_AVAILABLE RECORDS_.
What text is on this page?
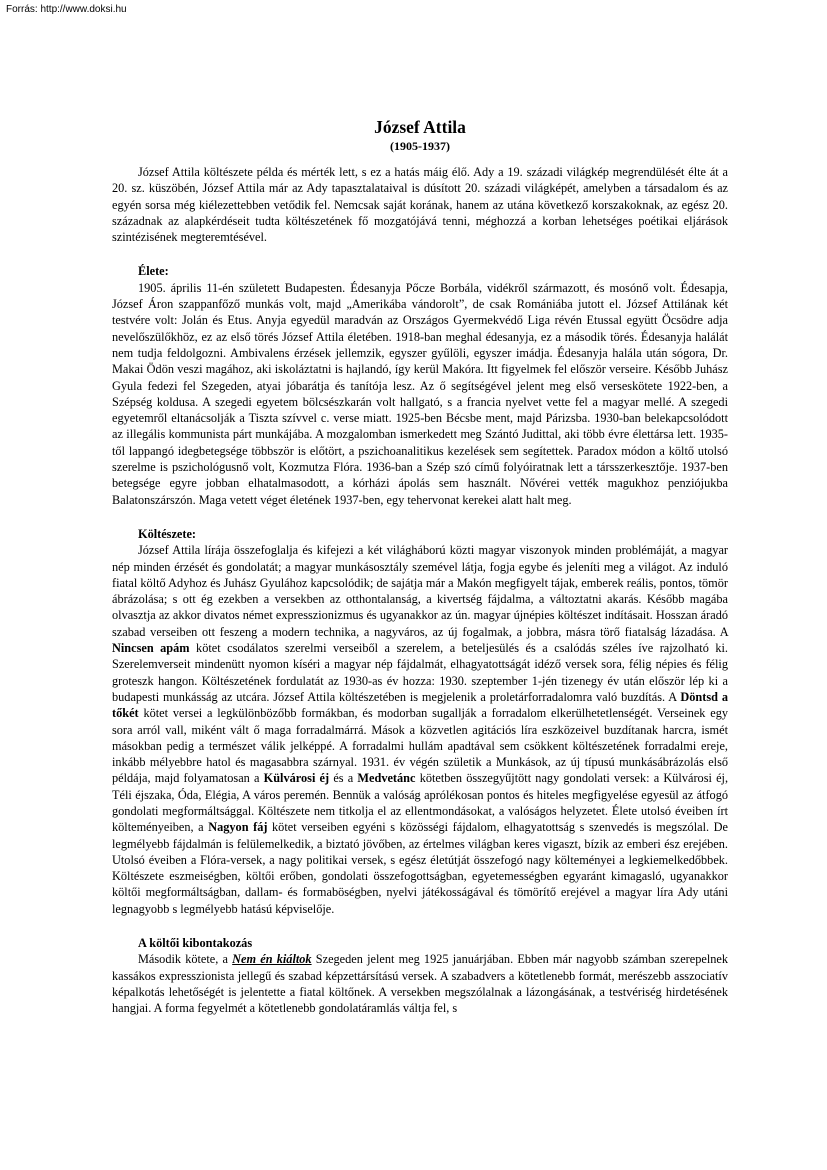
Forrás: http://www.doksi.hu

József Attila
(1905-1937)

József Attila költészete példa és mérték lett, s ez a hatás máig élő. Ady a 19. századi világkép megrendülését élte át a 20. sz. küszöbén, József Attila már az Ady tapasztalataival is dúsított 20. századi világképét, amelyben a társadalom és az egyén sorsa még kiélezettebben vetődik fel. Nemcsak saját korának, hanem az utána következő korszakoknak, az egész 20. századnak az alapkérdéseit tudta költészetének fő mozgatójává tenni, méghozzá a korban lehetséges poétikai eljárások szintézisének megteremtésével.

Élete:

1905. április 11-én született Budapesten. Édesanyja Pőcze Borbála, vidékről származott, és mosónő volt. Édesapja, József Áron szappanfőző munkás volt, majd „Amerikába vándorolt”, de csak Romániába jutott el. József Attilának két testvére volt: Jolán és Etus. Anyja egyedül maradván az Országos Gyermekvédő Liga révén Etussal együtt Öcsödre adja nevelőszülőkhöz, ez az első törés József Attila életében. 1918-ban meghal édesanyja, ez a második törés. Édesanyja halálát nem tudja feldolgozni. Ambivalens érzések jellemzik, egyszer gyűlöli, egyszer imádja. Édesanyja halála után sógora, Dr. Makai Ödön veszi magához, aki iskoláztatni is hajlandó, így kerül Makóra. Itt figyelmek fel először verseire. Később Juhász Gyula fedezi fel Szegeden, atyai jóbarátja és tanítója lesz. Az ő segítségével jelent meg első verseskötete 1922-ben, a Szépség koldusa. A szegedi egyetem bölcsészkarán volt hallgató, s a francia nyelvet vette fel a magyar mellé. A szegedi egyetemről eltanácsolják a Tiszta szívvel c. verse miatt. 1925-ben Bécsbe ment, majd Párizsba. 1930-ban belekapcsolódott az illegális kommunista párt munkájába. A mozgalomban ismerkedett meg Szántó Judittal, aki több évre élettársa lett. 1935-től lappangó idegbetegsége többször is előtört, a pszichoanalitikus kezelések sem segítettek. Paradox módon a költő utolsó szerelme is pszichológusnő volt, Kozmutza Flóra. 1936-ban a Szép szó című folyóiratnak lett a társszerkesztője. 1937-ben betegsége egyre jobban elhatalmasodott, a kórházi ápolás sem használt. Nővérei vették magukhoz penziójukba Balatonszárszón. Maga vetett véget életének 1937-ben, egy tehervonat kerekei alatt halt meg.

Költészete:

József Attila lírája összefoglalja és kifejezi a két világháború közti magyar viszonyok minden problémáját, a magyar nép minden érzését és gondolatát; a magyar munkásosztály szemével látja, fogja egybe és jeleníti meg a világot. Az induló fiatal költő Adyhoz és Juhász Gyulához kapcsolódik; de sajátja már a Makón megfigyelt tájak, emberek reális, pontos, tömör ábrázolása; s ott ég ezekben a versekben az otthontalanság, a kivertség fájdalma, a változtatni akarás. Később magába olvasztja az akkor divatos német expresszionizmus és ugyanakkor az ún. magyar újnépies költészet indításait. Hosszan áradó szabad verseiben ott feszeng a modern technika, a nagyváros, az új fogalmak, a jobbra, másra törő fiatalság lázadása. A Nincsen apám kötet csodálatos szerelmi verseiből a szerelem, a beteljesülés és a csalódás széles íve rajzolható ki. Szerelemverseit mindenütt nyomon kíséri a magyar nép fájdalmát, elhagyatottságát idéző versek sora, félig népies és félig groteszk hangon. Költészetének fordulatát az 1930-as év hozza: 1930. szeptember 1-jén tizenegy év után először lép ki a budapesti munkásság az utcára. József Attila költészetében is megjelenik a proletárforradalomra való buzdítás. A Döntsd a tőkét kötet versei a legkülönbözőbb formákban, és modorban sugallják a forradalom elkerülhetetlenségét. Verseinek egy sora arról vall, miként vált ő maga forradalmárrá. Mások a közvetlen agitációs líra eszközeivel buzdítanak harcra, ismét másokban pedig a természet válik jelképpé. A forradalmi hullám apadtával sem csökkent költészetének forradalmi ereje, inkább mélyebbre hatol és magasabbra szárnyal. 1931. év végén születik a Munkások, az új típusú munkásábrázolás első példája, majd folyamatosan a Külvárosi éj és a Medvetánc kötetben összegyűjtött nagy gondolati versek: a Külvárosi éj, Téli éjszaka, Óda, Elégia, A város peremén. Bennük a valóság aprólékosan pontos és hiteles megfigyelése egyesül az átfogó gondolati megformáltsággal. Költészete nem titkolja el az ellentmondásokat, a valóságos helyzetet. Élete utolsó éveiben írt költeményeiben, a Nagyon fáj kötet verseiben egyéni s közösségi fájdalom, elhagyatottság s szenvedés is megszólal. De legmélyebb fájdalmán is felülemelkedik, a biztató jövőben, az értelmes világban keres vigaszt, bízik az emberi ész erejében. Utolsó éveiben a Flóra-versek, a nagy politikai versek, s egész életútját összefogó nagy költeményei a legkiemelkedőbbek. Költészete eszmeiségben, költői erőben, gondolati összefogottságban, egyetemességben egyaránt kimagasló, ugyanakkor költői megformáltságban, dallam- és formaböségben, nyelvi játékosságával és tömörítő erejével a magyar líra Ady utáni legnagyobb s legmélyebb hatású képviselője.

A költői kibontakozás

Második kötete, a Nem én kiáltok Szegeden jelent meg 1925 januárjában. Ebben már nagyobb számban szerepelnek kassákos expresszionista jellegű és szabad képzettársítású versek. A szabadvers a kötetlenebb formát, merészebb asszociatív képalkotás lehetőségét is jelentette a fiatal költőnek. A versekben megszólalnak a lázongásának, a testvériség hirdetésének hangjai. A forma fegyelmét a kötetlenebb gondolatáramlás váltja fel, s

_PROBLEM TO WORK ON_.
Print all the records again exactly; do not include any picture.

_COMPLETE RESPONSE_.
What text is on this page?
Forrás: http://www.doksi.hu

József Attila
(1905-1937)

József Attila költészete példa és mérték lett, s ez a hatás máig élő. Ady a 19. századi világkép megrendülését élte át a 20. sz. küszöbén, József Attila már az Ady tapasztalataival is dúsított 20. századi világképét, amelyben a társadalom és az egyén sorsa még kiélezettebben vetődik fel. Nemcsak saját korának, hanem az utána következő korszakoknak, az egész 20. századnak az alapkérdéseit tudta költészetének fő mozgatójává tenni, méghozzá a korban lehetséges poétikai eljárások szintézisének megteremtésével.

Élete:

1905. április 11-én született Budapesten. Édesanyja Pőcze Borbála, vidékről származott, és mosónő volt. Édesapja, József Áron szappanfőző munkás volt, majd „Amerikába vándorolt”, de csak Romániába jutott el. József Attilának két testvére volt: Jolán és Etus. Anyja egyedül maradván az Országos Gyermekvédő Liga révén Etussal együtt Öcsödre adja nevelőszülőkhöz, ez az első törés József Attila életében. 1918-ban meghal édesanyja, ez a második törés. Édesanyja halálát nem tudja feldolgozni. Ambivalens érzések jellemzik, egyszer gyűlöli, egyszer imádja. Édesanyja halála után sógora, Dr. Makai Ödön veszi magához, aki iskoláztatni is hajlandó, így kerül Makóra. Itt figyelmek fel először verseire. Később Juhász Gyula fedezi fel Szegeden, atyai jóbarátja és tanítója lesz. Az ő segítségével jelent meg első verseskötete 1922-ben, a Szépség koldusa. A szegedi egyetem bölcsészkarán volt hallgató, s a francia nyelvet vette fel a magyar mellé. A szegedi egyetemről eltanácsolják a Tiszta szívvel c. verse miatt. 1925-ben Bécsbe ment, majd Párizsba. 1930-ban belekapcsolódott az illegális kommunista párt munkájába. A mozgalomban ismerkedett meg Szántó Judittal, aki több évre élettársa lett. 1935-től lappangó idegbetegsége többször is előtört, a pszichoanalitikus kezelések sem segítettek. Paradox módon a költő utolsó szerelme is pszichológusnő volt, Kozmutza Flóra. 1936-ban a Szép szó című folyóiratnak lett a társszerkesztője. 1937-ben betegsége egyre jobban elhatalmasodott, a kórházi ápolás sem használt. Nővérei vették magukhoz penziójukba Balatonszárszón. Maga vetett véget életének 1937-ben, egy tehervonat kerekei alatt halt meg.

Költészete:

József Attila lírája összefoglalja és kifejezi a két világháború közti magyar viszonyok minden problémáját, a magyar nép minden érzését és gondolatát; a magyar munkásosztály szemével látja, fogja egybe és jeleníti meg a világot. Az induló fiatal költő Adyhoz és Juhász Gyulához kapcsolódik; de sajátja már a Makón megfigyelt tájak, emberek reális, pontos, tömör ábrázolása; s ott ég ezekben a versekben az otthontalanság, a kivertség fájdalma, a változtatni akarás. Később magába olvasztja az akkor divatos német expresszionizmus és ugyanakkor az ún. magyar újnépies költészet indításait. Hosszan áradó szabad verseiben ott feszeng a modern technika, a nagyváros, az új fogalmak, a jobbra, másra törő fiatalság lázadása. A Nincsen apám kötet csodálatos szerelmi verseiből a szerelem, a beteljesülés és a csalódás széles íve rajzolható ki. Szerelemverseit mindenütt nyomon kíséri a magyar nép fájdalmát, elhagyatottságát idéző versek sora, félig népies és félig groteszk hangon. Költészetének fordulatát az 1930-as év hozza: 1930. szeptember 1-jén tizenegy év után először lép ki a budapesti munkásság az utcára. József Attila költészetében is megjelenik a proletárforradalomra való buzdítás. A Döntsd a tőkét kötet versei a legkülönbözőbb formákban, és modorban sugallják a forradalom elkerülhetetlenségét. Verseinek egy sora arról vall, miként vált ő maga forradalmárrá. Mások a közvetlen agitációs líra eszközeivel buzdítanak harcra, ismét másokban pedig a természet válik jelképpé. A forradalmi hullám apadtával sem csökkent költészetének forradalmi ereje, inkább mélyebbre hatol és magasabbra szárnyal. 1931. év végén születik a Munkások, az új típusú munkásábrázolás első példája, majd folyamatosan a Külvárosi éj és a Medvetánc kötetben összegyűjtött nagy gondolati versek: a Külvárosi éj, Téli éjszaka, Óda, Elégia, A város peremén. Bennük a valóság aprólékosan pontos és hiteles megfigyelése egyesül az átfogó gondolati megformáltsággal. Költészete nem titkolja el az ellentmondásokat, a valóságos helyzetet. Élete utolsó éveiben írt költeményeiben, a Nagyon fáj kötet verseiben egyéni s közösségi fájdalom, elhagyatottság s szenvedés is megszólal. De legmélyebb fájdalmán is felülemelkedik, a biztató jövőben, az értelmes világban keres vigaszt, bízik az emberi ész erejében. Utolsó éveiben a Flóra-versek, a nagy politikai versek, s egész életútját összefogó nagy költeményei a legkiemelkedőbbek. Költészete eszmeiségben, költői erőben, gondolati összefogottságban, egyetemességben egyaránt kimagasló, ugyanakkor költői megformáltságban, dallam- és formaböségben, nyelvi játékosságával és tömörítő erejével a magyar líra Ady utáni legnagyobb s legmélyebb hatású képviselője.

A költői kibontakozás

Második kötete, a Nem én kiáltok Szegeden jelent meg 1925 januárjában. Ebben már nagyobb számban szerepelnek kassákos expresszionista jellegű és szabad képzettársítású versek. A szabadvers a kötetlenebb formát, merészebb asszociatív képalkotás lehetőségét is jelentette a fiatal költőnek. A versekben megszólalnak a lázongásának, a testvériség hirdetésének hangjai. A forma fegyelmét a kötetlenebb gondolatáramlás váltja fel, s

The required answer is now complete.